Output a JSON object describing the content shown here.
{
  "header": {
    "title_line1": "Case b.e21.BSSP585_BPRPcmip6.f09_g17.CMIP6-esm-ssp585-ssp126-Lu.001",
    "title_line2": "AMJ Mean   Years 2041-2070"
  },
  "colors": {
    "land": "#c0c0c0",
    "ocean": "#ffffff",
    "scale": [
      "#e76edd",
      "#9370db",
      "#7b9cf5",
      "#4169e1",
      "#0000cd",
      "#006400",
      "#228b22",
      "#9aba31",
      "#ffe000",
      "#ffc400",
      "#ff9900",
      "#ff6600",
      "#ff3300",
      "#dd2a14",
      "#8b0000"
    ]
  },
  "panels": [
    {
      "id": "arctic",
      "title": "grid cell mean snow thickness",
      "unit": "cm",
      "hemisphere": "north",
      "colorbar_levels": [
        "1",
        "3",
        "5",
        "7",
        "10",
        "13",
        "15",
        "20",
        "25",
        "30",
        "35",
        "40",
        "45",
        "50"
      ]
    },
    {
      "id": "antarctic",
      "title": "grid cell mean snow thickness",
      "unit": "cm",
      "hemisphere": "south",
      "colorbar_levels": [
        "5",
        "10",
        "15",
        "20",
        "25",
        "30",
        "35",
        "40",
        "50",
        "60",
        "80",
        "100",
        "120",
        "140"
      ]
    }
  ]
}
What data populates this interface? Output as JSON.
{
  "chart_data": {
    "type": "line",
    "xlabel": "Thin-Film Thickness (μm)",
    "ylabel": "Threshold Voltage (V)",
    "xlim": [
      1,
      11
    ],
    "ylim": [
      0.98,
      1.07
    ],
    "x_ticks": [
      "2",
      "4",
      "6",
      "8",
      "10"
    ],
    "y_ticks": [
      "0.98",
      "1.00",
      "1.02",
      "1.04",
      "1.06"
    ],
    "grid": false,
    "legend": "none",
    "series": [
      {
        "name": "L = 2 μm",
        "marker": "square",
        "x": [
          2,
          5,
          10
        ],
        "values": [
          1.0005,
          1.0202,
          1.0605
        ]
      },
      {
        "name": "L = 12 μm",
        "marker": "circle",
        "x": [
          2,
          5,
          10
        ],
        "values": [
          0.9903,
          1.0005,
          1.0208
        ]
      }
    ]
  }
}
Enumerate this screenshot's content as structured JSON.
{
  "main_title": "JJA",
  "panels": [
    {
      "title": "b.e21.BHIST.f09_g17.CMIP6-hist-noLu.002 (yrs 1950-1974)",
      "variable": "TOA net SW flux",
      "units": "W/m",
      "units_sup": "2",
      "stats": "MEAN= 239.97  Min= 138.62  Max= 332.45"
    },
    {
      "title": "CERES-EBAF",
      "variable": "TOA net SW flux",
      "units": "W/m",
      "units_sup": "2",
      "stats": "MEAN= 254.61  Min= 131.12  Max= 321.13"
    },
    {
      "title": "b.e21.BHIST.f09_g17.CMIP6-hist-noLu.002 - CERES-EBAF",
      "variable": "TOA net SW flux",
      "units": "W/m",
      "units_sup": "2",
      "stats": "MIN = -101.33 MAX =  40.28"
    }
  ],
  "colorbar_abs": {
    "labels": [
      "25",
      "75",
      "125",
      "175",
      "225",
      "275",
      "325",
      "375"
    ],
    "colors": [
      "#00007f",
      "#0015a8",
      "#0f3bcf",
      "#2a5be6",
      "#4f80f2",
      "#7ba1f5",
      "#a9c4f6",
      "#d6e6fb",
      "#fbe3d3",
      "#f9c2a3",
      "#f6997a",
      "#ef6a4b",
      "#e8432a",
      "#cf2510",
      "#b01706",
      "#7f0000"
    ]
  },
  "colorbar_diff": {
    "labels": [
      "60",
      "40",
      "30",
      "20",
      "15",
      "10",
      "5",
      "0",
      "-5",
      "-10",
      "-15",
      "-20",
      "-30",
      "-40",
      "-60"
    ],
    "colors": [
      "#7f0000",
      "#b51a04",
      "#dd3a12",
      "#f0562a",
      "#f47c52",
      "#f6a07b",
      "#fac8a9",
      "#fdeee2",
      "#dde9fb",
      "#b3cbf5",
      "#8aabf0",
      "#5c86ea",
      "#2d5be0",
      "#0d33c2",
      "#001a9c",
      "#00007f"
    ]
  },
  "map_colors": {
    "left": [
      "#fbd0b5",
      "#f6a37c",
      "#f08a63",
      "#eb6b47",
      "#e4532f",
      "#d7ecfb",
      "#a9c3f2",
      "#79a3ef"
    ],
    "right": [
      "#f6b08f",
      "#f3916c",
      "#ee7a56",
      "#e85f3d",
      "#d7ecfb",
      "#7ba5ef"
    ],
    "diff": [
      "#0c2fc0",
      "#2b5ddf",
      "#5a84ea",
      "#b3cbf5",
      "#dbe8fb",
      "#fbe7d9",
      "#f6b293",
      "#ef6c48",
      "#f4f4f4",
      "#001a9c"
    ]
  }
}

> [Exercise aim] Return the listing above in its exact form.

> [Output for this task]
Output a JSON object describing the content shown here.
{
  "header": {
    "title_line1": "Case b.e21.BSSP585_BPRPcmip6.f09_g17.CMIP6-esm-ssp585-ssp126-Lu.001",
    "title_line2": "AMJ Mean   Years 2041-2070"
  },
  "colors": {
    "land": "#c0c0c0",
    "ocean": "#ffffff",
    "scale": [
      "#e76edd",
      "#9370db",
      "#7b9cf5",
      "#4169e1",
      "#0000cd",
      "#006400",
      "#228b22",
      "#9aba31",
      "#ffe000",
      "#ffc400",
      "#ff9900",
      "#ff6600",
      "#ff3300",
      "#dd2a14",
      "#8b0000"
    ]
  },
  "panels": [
    {
      "id": "arctic",
      "title": "grid cell mean snow thickness",
      "unit": "cm",
      "hemisphere": "north",
      "colorbar_levels": [
        "1",
        "3",
        "5",
        "7",
        "10",
        "13",
        "15",
        "20",
        "25",
        "30",
        "35",
        "40",
        "45",
        "50"
      ]
    },
    {
      "id": "antarctic",
      "title": "grid cell mean snow thickness",
      "unit": "cm",
      "hemisphere": "south",
      "colorbar_levels": [
        "5",
        "10",
        "15",
        "20",
        "25",
        "30",
        "35",
        "40",
        "50",
        "60",
        "80",
        "100",
        "120",
        "140"
      ]
    }
  ]
}
What data populates this interface? Output as JSON.
{
  "chart_data": {
    "type": "line",
    "xlabel": "Thin-Film Thickness (μm)",
    "ylabel": "Threshold Voltage (V)",
    "xlim": [
      1,
      11
    ],
    "ylim": [
      0.98,
      1.07
    ],
    "x_ticks": [
      "2",
      "4",
      "6",
      "8",
      "10"
    ],
    "y_ticks": [
      "0.98",
      "1.00",
      "1.02",
      "1.04",
      "1.06"
    ],
    "grid": false,
    "legend": "none",
    "series": [
      {
        "name": "L = 2 μm",
        "marker": "square",
        "x": [
          2,
          5,
          10
        ],
        "values": [
          1.0005,
          1.0202,
          1.0605
        ]
      },
      {
        "name": "L = 12 μm",
        "marker": "circle",
        "x": [
          2,
          5,
          10
        ],
        "values": [
          0.9903,
          1.0005,
          1.0208
        ]
      }
    ]
  }
}
Enumerate this screenshot's content as structured JSON.
{
  "main_title": "JJA",
  "panels": [
    {
      "title": "b.e21.BHIST.f09_g17.CMIP6-hist-noLu.002 (yrs 1950-1974)",
      "variable": "TOA net SW flux",
      "units": "W/m",
      "units_sup": "2",
      "stats": "MEAN= 239.97  Min= 138.62  Max= 332.45"
    },
    {
      "title": "CERES-EBAF",
      "variable": "TOA net SW flux",
      "units": "W/m",
      "units_sup": "2",
      "stats": "MEAN= 254.61  Min= 131.12  Max= 321.13"
    },
    {
      "title": "b.e21.BHIST.f09_g17.CMIP6-hist-noLu.002 - CERES-EBAF",
      "variable": "TOA net SW flux",
      "units": "W/m",
      "units_sup": "2",
      "stats": "MIN = -101.33 MAX =  40.28"
    }
  ],
  "colorbar_abs": {
    "labels": [
      "25",
      "75",
      "125",
      "175",
      "225",
      "275",
      "325",
      "375"
    ],
    "colors": [
      "#00007f",
      "#0015a8",
      "#0f3bcf",
      "#2a5be6",
      "#4f80f2",
      "#7ba1f5",
      "#a9c4f6",
      "#d6e6fb",
      "#fbe3d3",
      "#f9c2a3",
      "#f6997a",
      "#ef6a4b",
      "#e8432a",
      "#cf2510",
      "#b01706",
      "#7f0000"
    ]
  },
  "colorbar_diff": {
    "labels": [
      "60",
      "40",
      "30",
      "20",
      "15",
      "10",
      "5",
      "0",
      "-5",
      "-10",
      "-15",
      "-20",
      "-30",
      "-40",
      "-60"
    ],
    "colors": [
      "#7f0000",
      "#b51a04",
      "#dd3a12",
      "#f0562a",
      "#f47c52",
      "#f6a07b",
      "#fac8a9",
      "#fdeee2",
      "#dde9fb",
      "#b3cbf5",
      "#8aabf0",
      "#5c86ea",
      "#2d5be0",
      "#0d33c2",
      "#001a9c",
      "#00007f"
    ]
  },
  "map_colors": {
    "left": [
      "#fbd0b5",
      "#f6a37c",
      "#f08a63",
      "#eb6b47",
      "#e4532f",
      "#d7ecfb",
      "#a9c3f2",
      "#79a3ef"
    ],
    "right": [
      "#f6b08f",
      "#f3916c",
      "#ee7a56",
      "#e85f3d",
      "#d7ecfb",
      "#7ba5ef"
    ],
    "diff": [
      "#0c2fc0",
      "#2b5ddf",
      "#5a84ea",
      "#b3cbf5",
      "#dbe8fb",
      "#fbe7d9",
      "#f6b293",
      "#ef6c48",
      "#f4f4f4",
      "#001a9c"
    ]
  }
}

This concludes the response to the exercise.